Pick every line with "YEARS" from the material below.

-----

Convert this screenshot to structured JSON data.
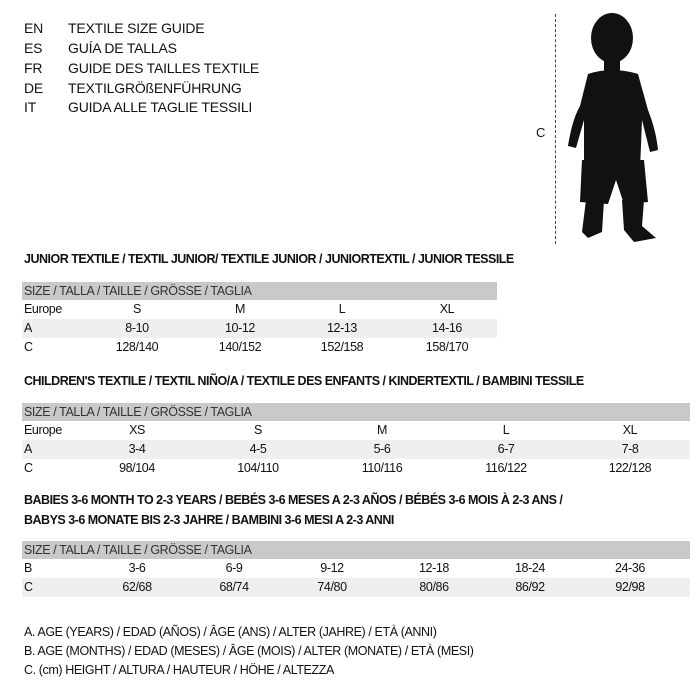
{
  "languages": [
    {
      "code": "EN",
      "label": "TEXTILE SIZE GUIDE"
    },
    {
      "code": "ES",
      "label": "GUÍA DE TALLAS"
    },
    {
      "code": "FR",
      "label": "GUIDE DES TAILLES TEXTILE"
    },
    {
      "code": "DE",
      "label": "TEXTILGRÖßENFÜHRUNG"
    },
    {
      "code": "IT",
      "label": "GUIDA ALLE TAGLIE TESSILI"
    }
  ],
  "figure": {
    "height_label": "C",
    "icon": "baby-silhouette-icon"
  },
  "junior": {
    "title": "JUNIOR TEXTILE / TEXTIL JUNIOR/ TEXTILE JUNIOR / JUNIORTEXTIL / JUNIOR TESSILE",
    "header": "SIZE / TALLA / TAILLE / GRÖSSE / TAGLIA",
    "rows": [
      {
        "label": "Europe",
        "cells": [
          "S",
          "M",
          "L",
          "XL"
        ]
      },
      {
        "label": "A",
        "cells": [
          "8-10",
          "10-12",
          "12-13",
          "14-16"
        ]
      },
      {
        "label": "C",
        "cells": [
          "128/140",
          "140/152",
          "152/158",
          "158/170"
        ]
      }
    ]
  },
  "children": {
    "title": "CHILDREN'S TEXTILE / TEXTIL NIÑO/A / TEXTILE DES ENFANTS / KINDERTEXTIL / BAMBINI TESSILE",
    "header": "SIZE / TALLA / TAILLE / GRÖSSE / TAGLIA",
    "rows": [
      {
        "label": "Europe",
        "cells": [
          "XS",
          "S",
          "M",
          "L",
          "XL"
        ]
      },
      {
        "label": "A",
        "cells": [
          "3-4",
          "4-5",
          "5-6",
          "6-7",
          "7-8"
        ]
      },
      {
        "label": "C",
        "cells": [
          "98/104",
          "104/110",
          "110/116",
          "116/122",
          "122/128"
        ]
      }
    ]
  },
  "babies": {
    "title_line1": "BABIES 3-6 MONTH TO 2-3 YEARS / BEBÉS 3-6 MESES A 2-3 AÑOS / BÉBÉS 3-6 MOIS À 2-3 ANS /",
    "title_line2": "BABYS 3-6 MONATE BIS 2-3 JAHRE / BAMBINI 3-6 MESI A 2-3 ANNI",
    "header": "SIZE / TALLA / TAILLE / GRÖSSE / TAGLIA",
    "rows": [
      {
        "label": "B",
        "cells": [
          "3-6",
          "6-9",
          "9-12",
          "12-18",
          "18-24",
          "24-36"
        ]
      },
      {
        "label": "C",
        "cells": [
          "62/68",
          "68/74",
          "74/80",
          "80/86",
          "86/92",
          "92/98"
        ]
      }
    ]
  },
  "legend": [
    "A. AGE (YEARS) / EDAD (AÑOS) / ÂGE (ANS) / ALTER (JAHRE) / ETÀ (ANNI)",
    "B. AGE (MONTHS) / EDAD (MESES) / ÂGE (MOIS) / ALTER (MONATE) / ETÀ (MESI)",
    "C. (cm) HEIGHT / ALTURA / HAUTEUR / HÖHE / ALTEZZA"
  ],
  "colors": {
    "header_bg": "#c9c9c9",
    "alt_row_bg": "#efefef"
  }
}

-----

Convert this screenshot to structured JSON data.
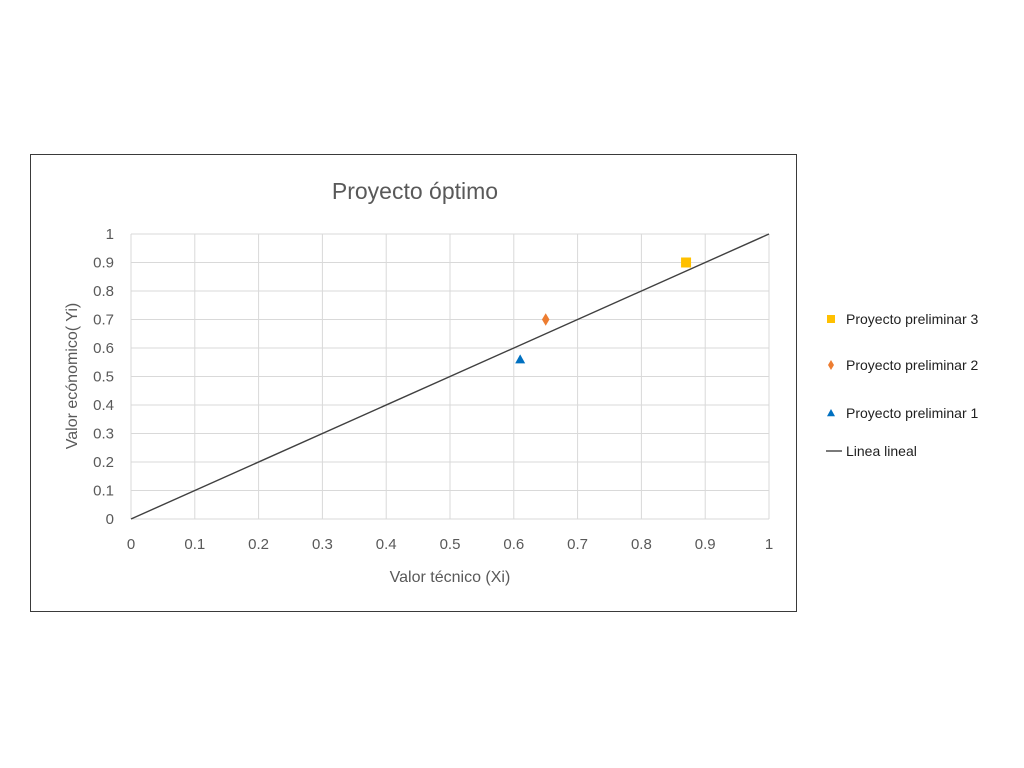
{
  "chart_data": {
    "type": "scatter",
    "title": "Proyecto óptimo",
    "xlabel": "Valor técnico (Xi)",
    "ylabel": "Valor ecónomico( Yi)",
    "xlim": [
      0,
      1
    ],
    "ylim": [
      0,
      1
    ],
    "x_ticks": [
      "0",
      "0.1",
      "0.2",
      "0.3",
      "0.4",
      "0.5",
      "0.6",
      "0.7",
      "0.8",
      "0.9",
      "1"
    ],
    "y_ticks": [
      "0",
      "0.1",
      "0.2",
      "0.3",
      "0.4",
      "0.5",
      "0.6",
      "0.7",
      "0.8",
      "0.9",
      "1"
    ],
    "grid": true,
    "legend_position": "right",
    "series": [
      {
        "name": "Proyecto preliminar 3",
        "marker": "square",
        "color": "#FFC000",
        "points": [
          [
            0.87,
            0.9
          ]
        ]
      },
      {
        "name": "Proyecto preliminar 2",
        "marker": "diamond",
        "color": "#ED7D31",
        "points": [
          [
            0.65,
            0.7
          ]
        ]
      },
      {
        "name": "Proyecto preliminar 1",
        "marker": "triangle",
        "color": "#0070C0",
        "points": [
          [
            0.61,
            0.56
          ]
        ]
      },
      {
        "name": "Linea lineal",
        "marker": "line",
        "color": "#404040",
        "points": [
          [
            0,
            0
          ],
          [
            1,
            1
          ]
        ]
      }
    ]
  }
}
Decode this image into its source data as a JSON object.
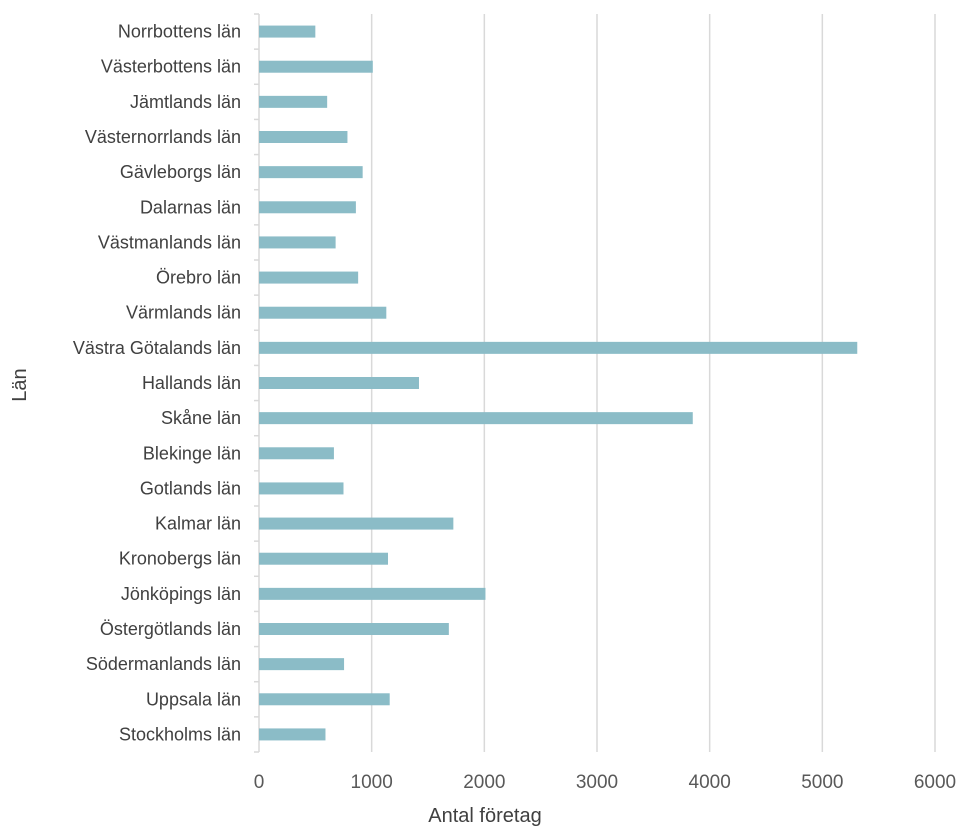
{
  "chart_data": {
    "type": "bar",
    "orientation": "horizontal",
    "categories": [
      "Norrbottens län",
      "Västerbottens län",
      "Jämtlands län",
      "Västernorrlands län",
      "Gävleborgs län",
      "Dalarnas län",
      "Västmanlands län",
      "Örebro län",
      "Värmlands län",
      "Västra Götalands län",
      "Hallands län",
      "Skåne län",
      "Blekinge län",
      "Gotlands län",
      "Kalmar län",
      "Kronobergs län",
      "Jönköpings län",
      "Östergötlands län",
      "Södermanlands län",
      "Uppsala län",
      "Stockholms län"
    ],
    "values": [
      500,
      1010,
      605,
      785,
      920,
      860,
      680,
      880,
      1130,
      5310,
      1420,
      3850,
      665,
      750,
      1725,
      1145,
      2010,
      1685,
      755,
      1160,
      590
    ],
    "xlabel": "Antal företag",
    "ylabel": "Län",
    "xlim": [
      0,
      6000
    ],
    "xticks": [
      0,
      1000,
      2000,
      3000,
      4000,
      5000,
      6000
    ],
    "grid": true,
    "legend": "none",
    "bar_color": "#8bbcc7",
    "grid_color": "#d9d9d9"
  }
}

-----

## Written solution
    "title_line1": "BABIES 3-6 MONTH TO 2-3 YEARS / BEBÉS 3-6 MESES A 2-3 AÑOS / BÉBÉS 3-6 MOIS À 2-3 ANS /",
    "A. AGE (YEARS) / EDAD (AÑOS) / ÂGE (ANS) / ALTER (JAHRE) / ETÀ (ANNI)",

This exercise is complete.